• _Task statement_: Copy out the listing that follows, exact in every word, and skip the images.

• _Provided information_:
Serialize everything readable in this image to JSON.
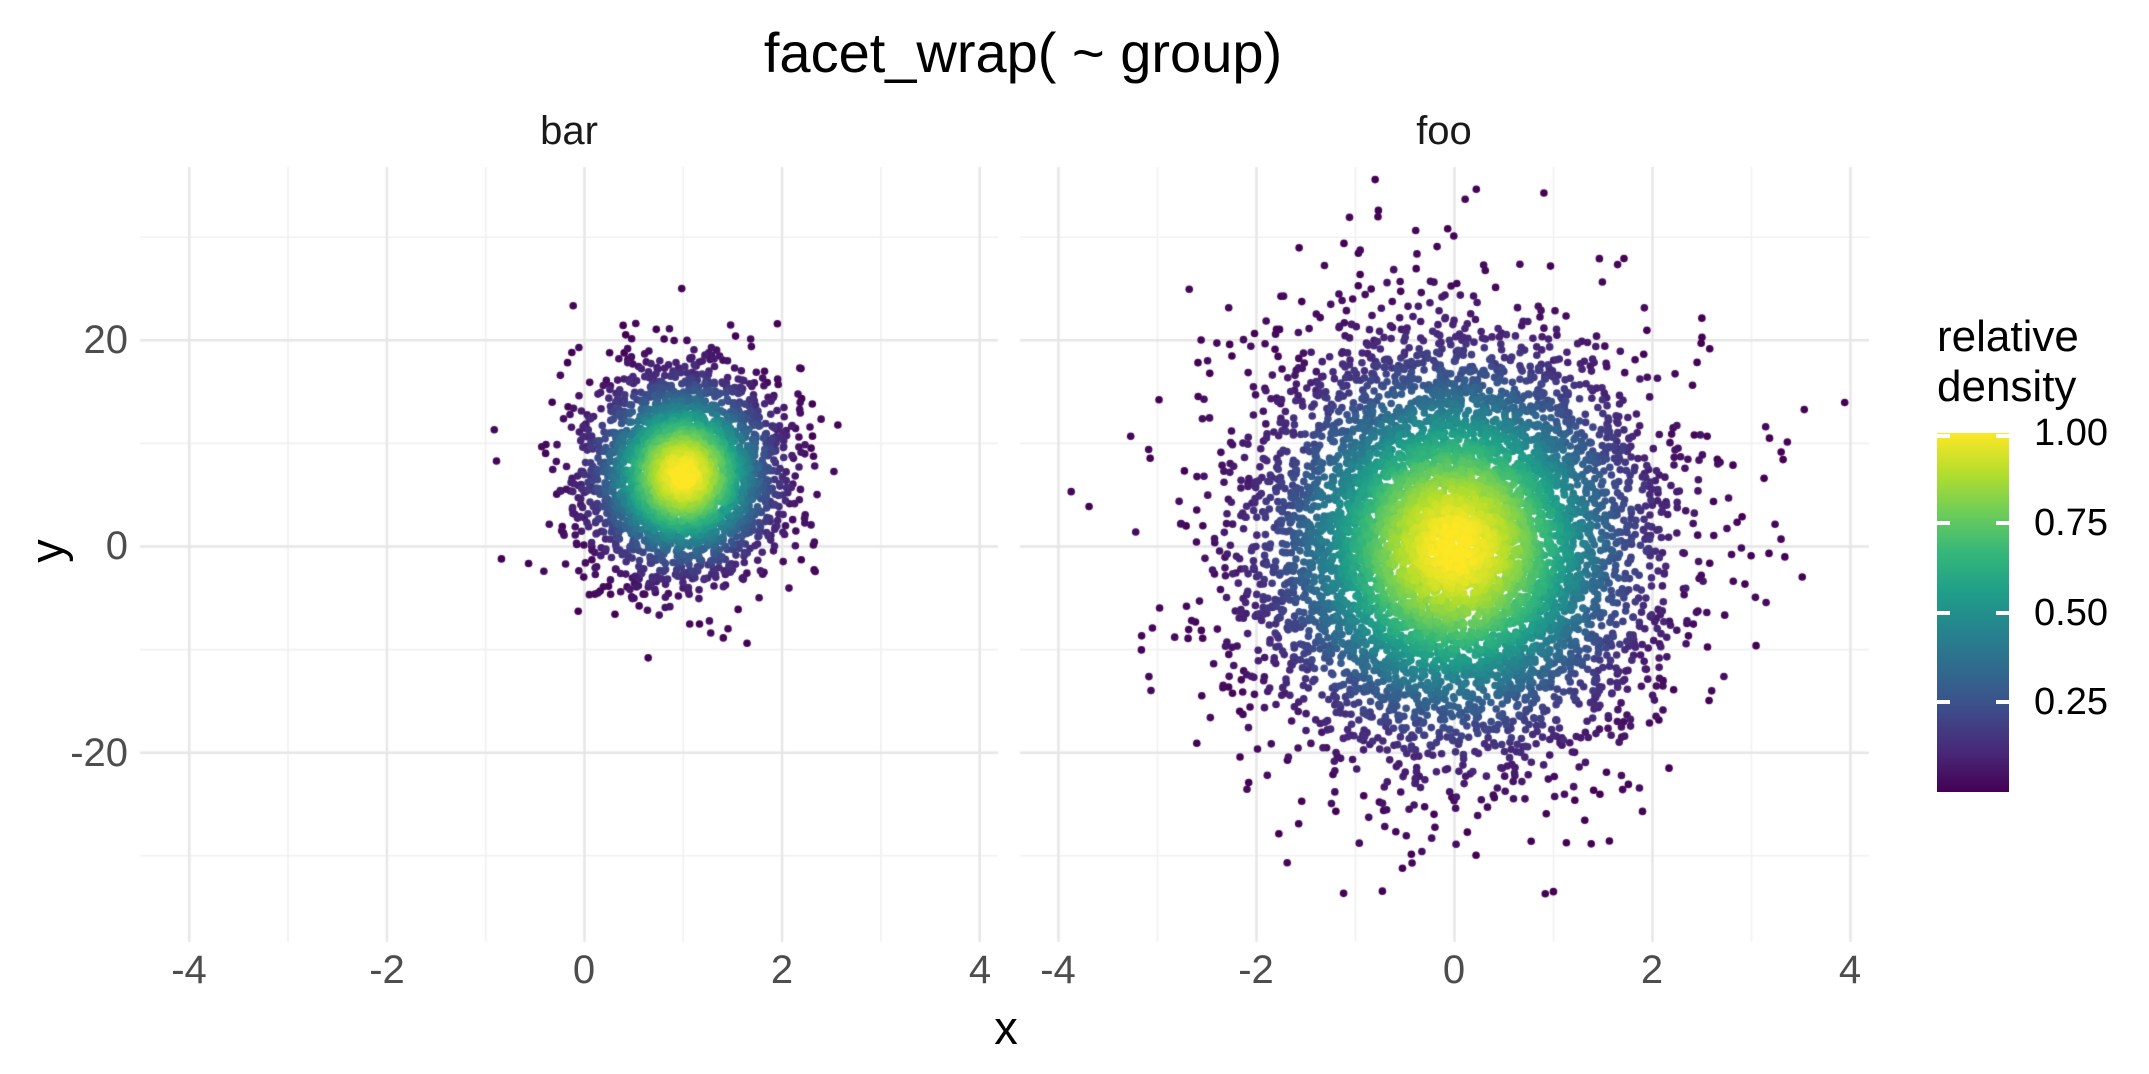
{
  "title": "facet_wrap( ~ group)",
  "facets": [
    "bar",
    "foo"
  ],
  "axes": {
    "x": {
      "title": "x",
      "tick_labels": [
        "-4",
        "-2",
        "0",
        "2",
        "4"
      ]
    },
    "y": {
      "title": "y",
      "tick_labels": [
        "20",
        "0",
        "-20"
      ]
    }
  },
  "legend": {
    "title_lines": [
      "relative",
      "density"
    ],
    "tick_labels": [
      "1.00",
      "0.75",
      "0.50",
      "0.25"
    ],
    "tick_values": [
      1.0,
      0.75,
      0.5,
      0.25
    ]
  },
  "colors": {
    "viridis_stops": [
      "#440154",
      "#482878",
      "#3E4A89",
      "#31688E",
      "#26828E",
      "#1F9E89",
      "#35B779",
      "#6DCD59",
      "#B4DE2C",
      "#FDE725"
    ],
    "grid_major": "#E6E6E6",
    "grid_minor": "#F0F0F0",
    "tick_text": "#4D4D4D",
    "strip_text": "#1A1A1A",
    "text": "#000000",
    "background": "#FFFFFF"
  },
  "chart_data": {
    "type": "scatter",
    "title": "facet_wrap( ~ group)",
    "xlabel": "x",
    "ylabel": "y",
    "grid": true,
    "legend_position": "right",
    "x_ticks": [
      -4,
      -2,
      0,
      2,
      4
    ],
    "x_minor_ticks": [
      -3,
      -1,
      1,
      3
    ],
    "y_ticks": [
      20,
      0,
      -20
    ],
    "y_minor_ticks": [
      30,
      10,
      -10,
      -30
    ],
    "xlim": [
      -4.5,
      4.2
    ],
    "ylim": [
      -38.5,
      36.8
    ],
    "color_encoding": {
      "name": "relative density",
      "palette": "viridis",
      "domain": [
        0,
        1
      ],
      "legend_ticks": [
        1.0,
        0.75,
        0.5,
        0.25
      ]
    },
    "facets": [
      {
        "label": "bar",
        "n_points": 3000,
        "mean": [
          1,
          7
        ],
        "sd": [
          0.5,
          5
        ],
        "x_extent_observed": [
          -0.9,
          2.9
        ],
        "y_extent_observed": [
          -12.5,
          24.5
        ]
      },
      {
        "label": "foo",
        "n_points": 7000,
        "mean": [
          0,
          0
        ],
        "sd": [
          1,
          10
        ],
        "x_extent_observed": [
          -4.1,
          4.0
        ],
        "y_extent_observed": [
          -38,
          36.5
        ]
      }
    ],
    "point_radius_px": 3.8,
    "density_model": "relative_density = exp(-0.5*(((x-mx)/sx)^2 + ((y-my)/sy)^2)), normalized 0-1 per facet"
  }
}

• _Exercise output_:
Serialize everything readable in this image to JSON.
{
  "title": "facet_wrap( ~ group)",
  "facets": [
    "bar",
    "foo"
  ],
  "axes": {
    "x": {
      "title": "x",
      "tick_labels": [
        "-4",
        "-2",
        "0",
        "2",
        "4"
      ]
    },
    "y": {
      "title": "y",
      "tick_labels": [
        "20",
        "0",
        "-20"
      ]
    }
  },
  "legend": {
    "title_lines": [
      "relative",
      "density"
    ],
    "tick_labels": [
      "1.00",
      "0.75",
      "0.50",
      "0.25"
    ],
    "tick_values": [
      1.0,
      0.75,
      0.5,
      0.25
    ]
  },
  "colors": {
    "viridis_stops": [
      "#440154",
      "#482878",
      "#3E4A89",
      "#31688E",
      "#26828E",
      "#1F9E89",
      "#35B779",
      "#6DCD59",
      "#B4DE2C",
      "#FDE725"
    ],
    "grid_major": "#E6E6E6",
    "grid_minor": "#F0F0F0",
    "tick_text": "#4D4D4D",
    "strip_text": "#1A1A1A",
    "text": "#000000",
    "background": "#FFFFFF"
  },
  "chart_data": {
    "type": "scatter",
    "title": "facet_wrap( ~ group)",
    "xlabel": "x",
    "ylabel": "y",
    "grid": true,
    "legend_position": "right",
    "x_ticks": [
      -4,
      -2,
      0,
      2,
      4
    ],
    "x_minor_ticks": [
      -3,
      -1,
      1,
      3
    ],
    "y_ticks": [
      20,
      0,
      -20
    ],
    "y_minor_ticks": [
      30,
      10,
      -10,
      -30
    ],
    "xlim": [
      -4.5,
      4.2
    ],
    "ylim": [
      -38.5,
      36.8
    ],
    "color_encoding": {
      "name": "relative density",
      "palette": "viridis",
      "domain": [
        0,
        1
      ],
      "legend_ticks": [
        1.0,
        0.75,
        0.5,
        0.25
      ]
    },
    "facets": [
      {
        "label": "bar",
        "n_points": 3000,
        "mean": [
          1,
          7
        ],
        "sd": [
          0.5,
          5
        ],
        "x_extent_observed": [
          -0.9,
          2.9
        ],
        "y_extent_observed": [
          -12.5,
          24.5
        ]
      },
      {
        "label": "foo",
        "n_points": 7000,
        "mean": [
          0,
          0
        ],
        "sd": [
          1,
          10
        ],
        "x_extent_observed": [
          -4.1,
          4.0
        ],
        "y_extent_observed": [
          -38,
          36.5
        ]
      }
    ],
    "point_radius_px": 3.8,
    "density_model": "relative_density = exp(-0.5*(((x-mx)/sx)^2 + ((y-my)/sy)^2)), normalized 0-1 per facet"
  }
}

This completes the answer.